--- START ---
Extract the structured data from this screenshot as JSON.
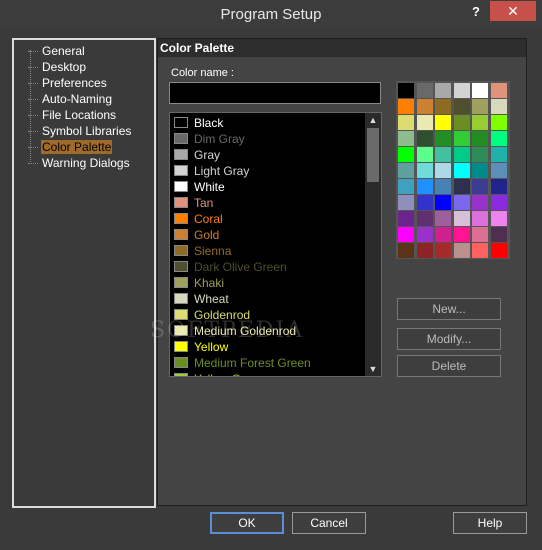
{
  "window": {
    "title": "Program Setup",
    "help_glyph": "?",
    "close_glyph": "✕"
  },
  "tree": {
    "items": [
      {
        "label": "General"
      },
      {
        "label": "Desktop"
      },
      {
        "label": "Preferences"
      },
      {
        "label": "Auto-Naming"
      },
      {
        "label": "File Locations"
      },
      {
        "label": "Symbol Libraries"
      },
      {
        "label": "Color Palette",
        "selected": true
      },
      {
        "label": "Warning Dialogs"
      }
    ]
  },
  "panel": {
    "title": "Color Palette",
    "color_name_label": "Color name :",
    "color_name_value": "",
    "colors": [
      {
        "name": "Black",
        "swatch": "#000000",
        "text": "#ffffff"
      },
      {
        "name": "Dim Gray",
        "swatch": "#696969",
        "text": "#696969"
      },
      {
        "name": "Gray",
        "swatch": "#a9a9a9",
        "text": "#d8d8d8"
      },
      {
        "name": "Light Gray",
        "swatch": "#d3d3d3",
        "text": "#d3d3d3"
      },
      {
        "name": "White",
        "swatch": "#ffffff",
        "text": "#ffffff"
      },
      {
        "name": "Tan",
        "swatch": "#e0937a",
        "text": "#e0937a"
      },
      {
        "name": "Coral",
        "swatch": "#ff7f00",
        "text": "#ff7f00"
      },
      {
        "name": "Gold",
        "swatch": "#cd7f32",
        "text": "#cd7f32"
      },
      {
        "name": "Sienna",
        "swatch": "#8e6b23",
        "text": "#8e6b23"
      },
      {
        "name": "Dark Olive Green",
        "swatch": "#4f4f2f",
        "text": "#4f4f2f"
      },
      {
        "name": "Khaki",
        "swatch": "#9f9f5f",
        "text": "#9f9f5f"
      },
      {
        "name": "Wheat",
        "swatch": "#d8d8bf",
        "text": "#d8d8bf"
      },
      {
        "name": "Goldenrod",
        "swatch": "#dbdb70",
        "text": "#dbdb70"
      },
      {
        "name": "Medium Goldenrod",
        "swatch": "#eaeaae",
        "text": "#eaeaae"
      },
      {
        "name": "Yellow",
        "swatch": "#ffff00",
        "text": "#ffff00"
      },
      {
        "name": "Medium Forest Green",
        "swatch": "#6b8e23",
        "text": "#6b8e23"
      },
      {
        "name": "Yellow Green",
        "swatch": "#99cc32",
        "text": "#99cc32"
      }
    ],
    "grid": [
      "#000000",
      "#696969",
      "#a9a9a9",
      "#d3d3d3",
      "#ffffff",
      "#e0937a",
      "#ff7f00",
      "#cd7f32",
      "#8e6b23",
      "#4f4f2f",
      "#9f9f5f",
      "#d8d8bf",
      "#dbdb70",
      "#eaeaae",
      "#ffff00",
      "#6b8e23",
      "#99cc32",
      "#7fff00",
      "#8fbc8f",
      "#2f4f2f",
      "#238e23",
      "#32cd32",
      "#228b22",
      "#00ff7f",
      "#00ff00",
      "#5cff8a",
      "#42c0a0",
      "#00cc88",
      "#2e8b57",
      "#20b2aa",
      "#5f9f9f",
      "#70dbdb",
      "#add8e6",
      "#00ffff",
      "#008b8b",
      "#5a8fb8",
      "#3fa0c0",
      "#1e90ff",
      "#4682b4",
      "#2f2f4f",
      "#3b3b8f",
      "#23238e",
      "#8f8fbd",
      "#3232cd",
      "#0000ff",
      "#7b68ee",
      "#9932cd",
      "#8a2be2",
      "#6b238e",
      "#5f2f6f",
      "#9f5f9f",
      "#d8bfd8",
      "#db70db",
      "#ee82ee",
      "#ff00ff",
      "#9932cc",
      "#d02090",
      "#ff1493",
      "#db7093",
      "#4f2f4f",
      "#5c3317",
      "#8e2323",
      "#a62a2a",
      "#bc8f8f",
      "#ff6060",
      "#ff0000"
    ],
    "buttons": {
      "new": "New...",
      "modify": "Modify...",
      "delete": "Delete"
    }
  },
  "footer": {
    "ok": "OK",
    "cancel": "Cancel",
    "help": "Help"
  },
  "watermark": "SOFTPEDIA"
}
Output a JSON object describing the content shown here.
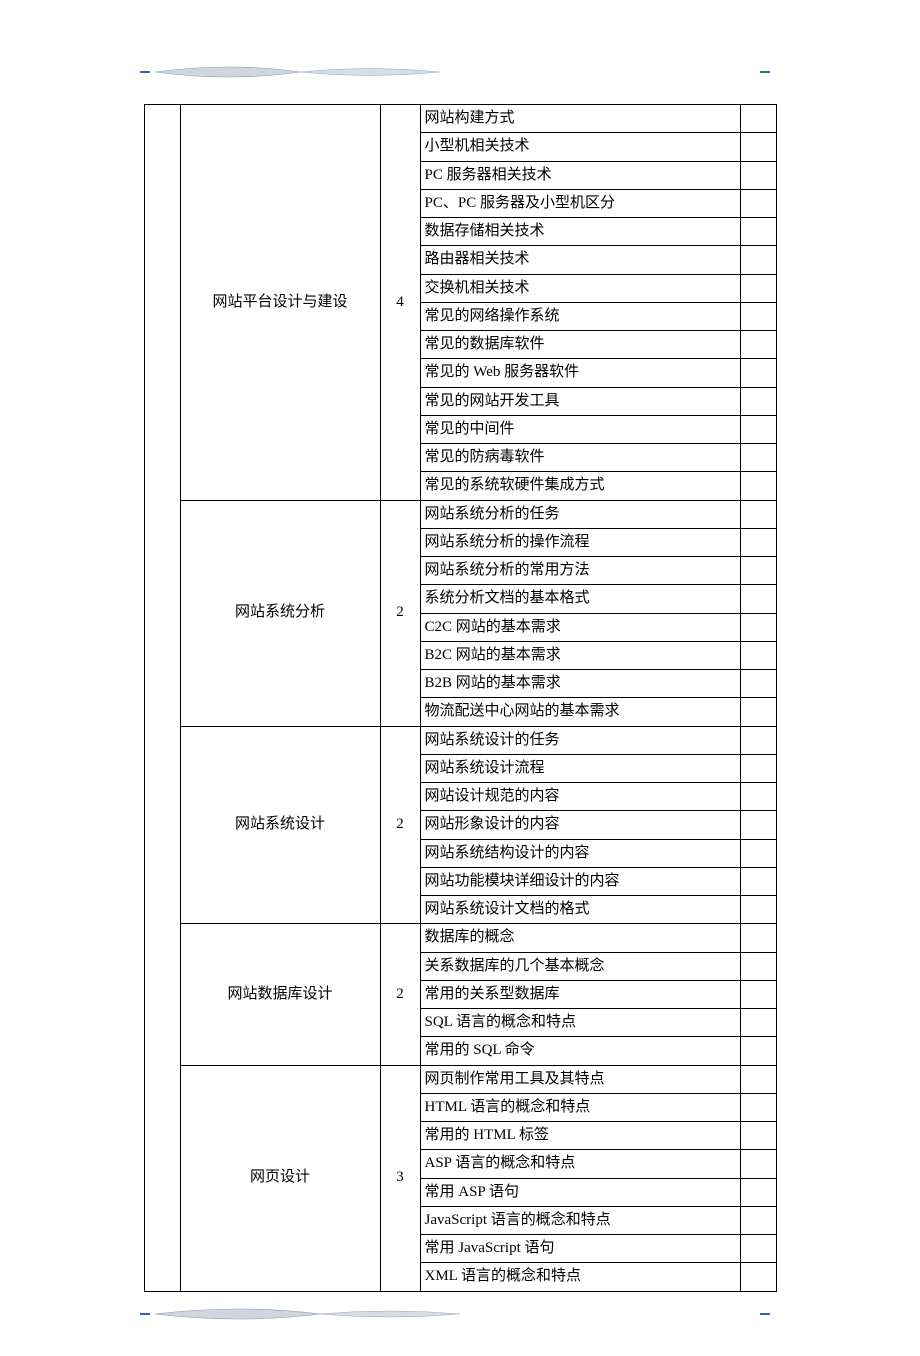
--- END ---
• Your goal
Select every line above that contains the word "title", and copy it.

• Result
    "title": "Program Setup",
    "title": "Color Palette",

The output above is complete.